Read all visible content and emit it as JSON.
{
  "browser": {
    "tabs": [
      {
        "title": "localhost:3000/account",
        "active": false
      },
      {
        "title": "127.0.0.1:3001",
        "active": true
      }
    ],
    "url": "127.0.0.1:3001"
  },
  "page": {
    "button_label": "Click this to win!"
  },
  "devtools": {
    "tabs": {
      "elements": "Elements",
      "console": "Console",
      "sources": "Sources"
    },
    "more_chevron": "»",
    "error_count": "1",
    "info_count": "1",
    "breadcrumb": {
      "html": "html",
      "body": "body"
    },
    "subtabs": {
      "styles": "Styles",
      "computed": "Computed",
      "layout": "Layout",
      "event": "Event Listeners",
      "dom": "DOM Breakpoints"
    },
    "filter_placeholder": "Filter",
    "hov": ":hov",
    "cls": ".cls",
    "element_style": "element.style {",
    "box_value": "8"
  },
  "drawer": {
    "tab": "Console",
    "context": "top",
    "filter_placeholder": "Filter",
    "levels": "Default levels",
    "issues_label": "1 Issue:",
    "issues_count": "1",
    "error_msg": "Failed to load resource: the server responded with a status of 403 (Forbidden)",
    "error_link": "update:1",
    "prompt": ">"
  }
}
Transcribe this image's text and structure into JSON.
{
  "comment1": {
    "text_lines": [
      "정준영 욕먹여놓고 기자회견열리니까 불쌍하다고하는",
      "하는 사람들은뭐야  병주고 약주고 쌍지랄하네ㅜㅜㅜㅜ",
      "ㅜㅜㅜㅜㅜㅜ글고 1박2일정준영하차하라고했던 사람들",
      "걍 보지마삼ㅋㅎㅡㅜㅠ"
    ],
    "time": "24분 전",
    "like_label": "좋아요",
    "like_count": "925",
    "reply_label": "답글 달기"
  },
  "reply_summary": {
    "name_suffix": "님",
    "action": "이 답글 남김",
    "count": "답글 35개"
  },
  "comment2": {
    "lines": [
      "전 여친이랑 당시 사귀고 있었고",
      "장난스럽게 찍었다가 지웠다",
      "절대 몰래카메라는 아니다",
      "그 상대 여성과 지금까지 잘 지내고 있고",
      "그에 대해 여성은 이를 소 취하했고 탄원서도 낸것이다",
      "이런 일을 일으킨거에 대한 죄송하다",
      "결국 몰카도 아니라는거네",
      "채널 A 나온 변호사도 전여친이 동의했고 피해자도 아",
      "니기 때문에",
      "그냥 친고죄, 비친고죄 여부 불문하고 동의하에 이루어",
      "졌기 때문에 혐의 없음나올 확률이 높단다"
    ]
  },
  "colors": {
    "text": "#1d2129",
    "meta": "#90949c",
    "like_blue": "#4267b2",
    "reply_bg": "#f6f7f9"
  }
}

========================================================================

:: Objective ::
Pick out the lines that have the word "JSON". Copy them all.

:: Output ::
Read all visible content and emit it as JSON.
Transcribe this image's text and structure into JSON.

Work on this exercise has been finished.